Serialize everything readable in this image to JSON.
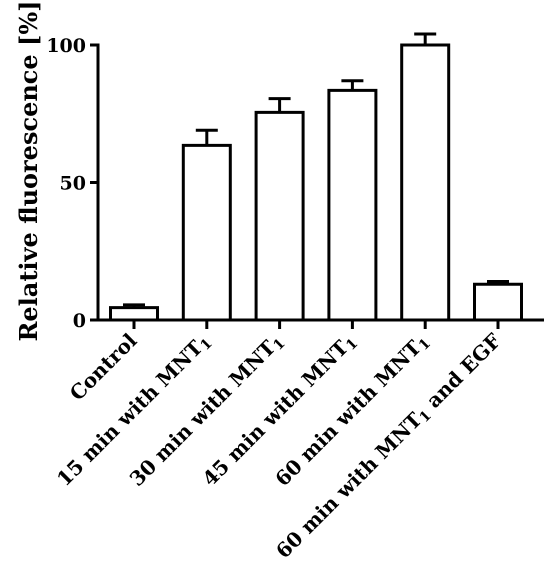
{
  "chart_data": {
    "type": "bar",
    "title": "",
    "xlabel": "",
    "ylabel": "Relative fluorescence [%]",
    "ylim": [
      0,
      100
    ],
    "yticks": [
      0,
      50,
      100
    ],
    "grid": false,
    "legend": "none",
    "categories": [
      {
        "label": "Control",
        "subscript": "",
        "suffix": ""
      },
      {
        "label": "15 min with MNT",
        "subscript": "1",
        "suffix": ""
      },
      {
        "label": "30 min with MNT",
        "subscript": "1",
        "suffix": ""
      },
      {
        "label": "45 min with MNT",
        "subscript": "1",
        "suffix": ""
      },
      {
        "label": "60 min with MNT",
        "subscript": "1",
        "suffix": ""
      },
      {
        "label": "60 min with MNT",
        "subscript": "1",
        "suffix": " and EGF"
      }
    ],
    "values": [
      4.5,
      63.5,
      75.5,
      83.5,
      100,
      13
    ],
    "errors": [
      1,
      5.5,
      5,
      3.5,
      4,
      1
    ],
    "bar_fill": "#ffffff",
    "bar_stroke": "#000000"
  }
}
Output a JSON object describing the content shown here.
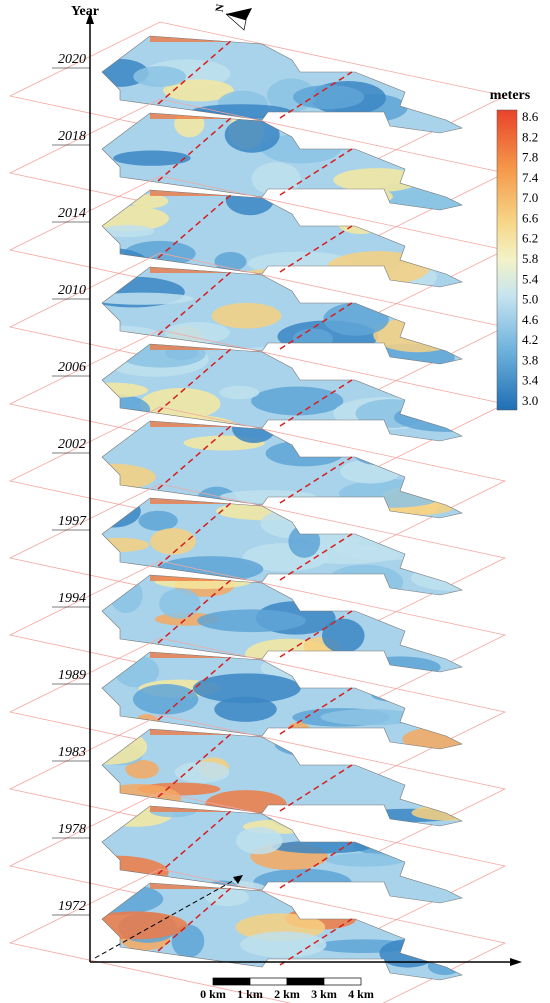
{
  "axis_label": "Year",
  "years": [
    "2020",
    "2018",
    "2014",
    "2010",
    "2006",
    "2002",
    "1997",
    "1994",
    "1989",
    "1983",
    "1978",
    "1972"
  ],
  "north_label": "N",
  "colorbar": {
    "title": "meters",
    "ticks": [
      "8.6",
      "8.2",
      "7.8",
      "7.4",
      "7.0",
      "6.6",
      "6.2",
      "5.8",
      "5.4",
      "5.0",
      "4.6",
      "4.2",
      "3.8",
      "3.4",
      "3.0"
    ]
  },
  "scale_bar": [
    "0 km",
    "1 km",
    "2 km",
    "3 km",
    "4 km"
  ]
}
-------
Write out again the lines from the one with "Output a JSON" through the end of the records exactly, without any of the pictures.

Output a JSON object describing the content shown here.
{
  "axis_label": "Year",
  "years": [
    "2020",
    "2018",
    "2014",
    "2010",
    "2006",
    "2002",
    "1997",
    "1994",
    "1989",
    "1983",
    "1978",
    "1972"
  ],
  "north_label": "N",
  "colorbar": {
    "title": "meters",
    "ticks": [
      "8.6",
      "8.2",
      "7.8",
      "7.4",
      "7.0",
      "6.6",
      "6.2",
      "5.8",
      "5.4",
      "5.0",
      "4.6",
      "4.2",
      "3.8",
      "3.4",
      "3.0"
    ]
  },
  "scale_bar": [
    "0 km",
    "1 km",
    "2 km",
    "3 km",
    "4 km"
  ]
}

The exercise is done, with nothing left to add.